→ **Work instructions**: Wherever a line holds the string "this", copy that line.

Stored data:
□ □ □ □
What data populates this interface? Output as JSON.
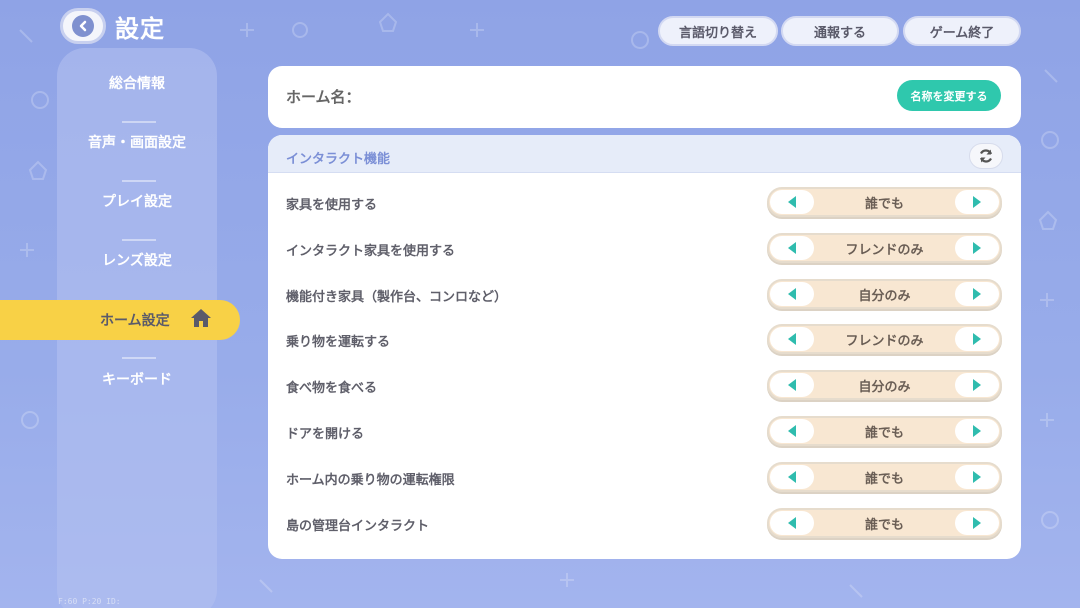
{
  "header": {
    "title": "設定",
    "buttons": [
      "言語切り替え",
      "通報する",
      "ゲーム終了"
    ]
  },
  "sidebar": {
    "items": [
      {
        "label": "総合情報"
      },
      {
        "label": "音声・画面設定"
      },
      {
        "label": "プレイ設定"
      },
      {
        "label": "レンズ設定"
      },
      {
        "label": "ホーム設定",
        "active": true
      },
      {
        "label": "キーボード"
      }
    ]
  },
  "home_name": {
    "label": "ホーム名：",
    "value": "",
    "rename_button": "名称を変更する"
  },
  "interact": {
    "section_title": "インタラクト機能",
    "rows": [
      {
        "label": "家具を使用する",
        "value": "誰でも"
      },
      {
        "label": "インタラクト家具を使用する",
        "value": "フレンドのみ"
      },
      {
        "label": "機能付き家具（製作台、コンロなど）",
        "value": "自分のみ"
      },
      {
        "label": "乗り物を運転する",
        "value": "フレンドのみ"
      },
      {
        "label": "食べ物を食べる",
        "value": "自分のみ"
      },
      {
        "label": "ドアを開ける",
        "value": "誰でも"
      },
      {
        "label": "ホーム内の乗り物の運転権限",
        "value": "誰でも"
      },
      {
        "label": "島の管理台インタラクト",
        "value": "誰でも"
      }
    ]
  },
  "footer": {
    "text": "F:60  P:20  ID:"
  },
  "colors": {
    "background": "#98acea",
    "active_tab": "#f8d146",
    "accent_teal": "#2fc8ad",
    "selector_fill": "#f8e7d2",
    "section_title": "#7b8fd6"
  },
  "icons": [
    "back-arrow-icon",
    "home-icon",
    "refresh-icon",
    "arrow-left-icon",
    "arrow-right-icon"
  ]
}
□ □ □ □
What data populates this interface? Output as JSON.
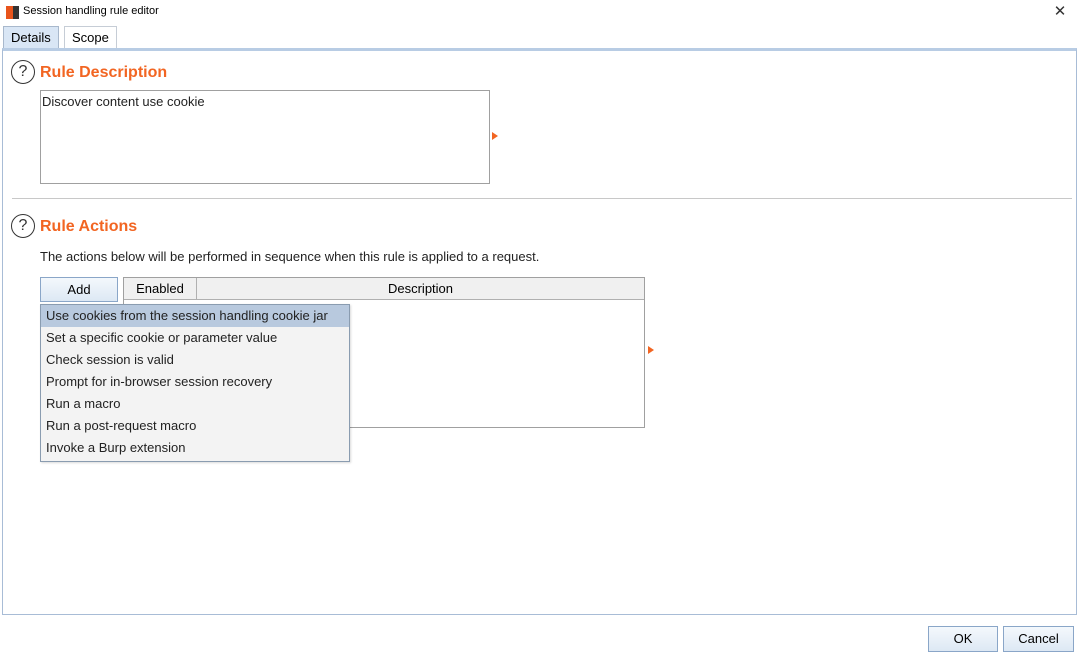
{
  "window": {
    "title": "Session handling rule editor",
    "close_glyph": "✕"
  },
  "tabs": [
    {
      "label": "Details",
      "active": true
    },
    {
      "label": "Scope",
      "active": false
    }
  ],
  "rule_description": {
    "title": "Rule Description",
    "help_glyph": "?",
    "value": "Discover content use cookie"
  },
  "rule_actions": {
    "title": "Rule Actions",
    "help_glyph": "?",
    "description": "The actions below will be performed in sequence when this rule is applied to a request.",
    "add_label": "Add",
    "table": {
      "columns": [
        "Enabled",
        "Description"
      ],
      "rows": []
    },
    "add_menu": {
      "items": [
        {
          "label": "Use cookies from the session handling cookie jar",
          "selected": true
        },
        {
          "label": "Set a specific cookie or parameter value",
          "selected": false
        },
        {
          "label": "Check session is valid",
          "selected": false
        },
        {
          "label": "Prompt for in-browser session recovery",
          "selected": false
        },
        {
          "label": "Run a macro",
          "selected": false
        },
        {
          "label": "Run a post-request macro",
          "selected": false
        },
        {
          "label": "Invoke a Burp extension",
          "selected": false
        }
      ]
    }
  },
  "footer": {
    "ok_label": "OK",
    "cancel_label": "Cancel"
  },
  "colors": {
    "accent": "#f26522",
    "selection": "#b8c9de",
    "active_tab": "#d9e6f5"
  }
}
□ □ □ □
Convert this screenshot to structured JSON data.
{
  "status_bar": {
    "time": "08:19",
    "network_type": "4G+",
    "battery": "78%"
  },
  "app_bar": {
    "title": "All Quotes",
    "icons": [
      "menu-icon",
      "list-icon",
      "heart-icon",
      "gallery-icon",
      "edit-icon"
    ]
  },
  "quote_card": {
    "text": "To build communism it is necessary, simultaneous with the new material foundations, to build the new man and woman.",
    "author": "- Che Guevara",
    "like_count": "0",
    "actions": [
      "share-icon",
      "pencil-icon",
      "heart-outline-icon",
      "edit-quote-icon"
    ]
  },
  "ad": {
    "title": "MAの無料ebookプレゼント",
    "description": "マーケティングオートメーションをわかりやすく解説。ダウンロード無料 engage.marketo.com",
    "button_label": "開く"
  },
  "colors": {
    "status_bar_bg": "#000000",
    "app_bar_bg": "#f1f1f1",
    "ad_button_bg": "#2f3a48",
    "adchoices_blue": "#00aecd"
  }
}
□ □ □ □
→ **Answer to the task**:
What data populates this interface? Output as JSON.
What data populates this interface? Output as JSON.
    "description": "The actions below will be performed in sequence when this rule is applied to a request.",
Convert this screenshot to structured JSON data.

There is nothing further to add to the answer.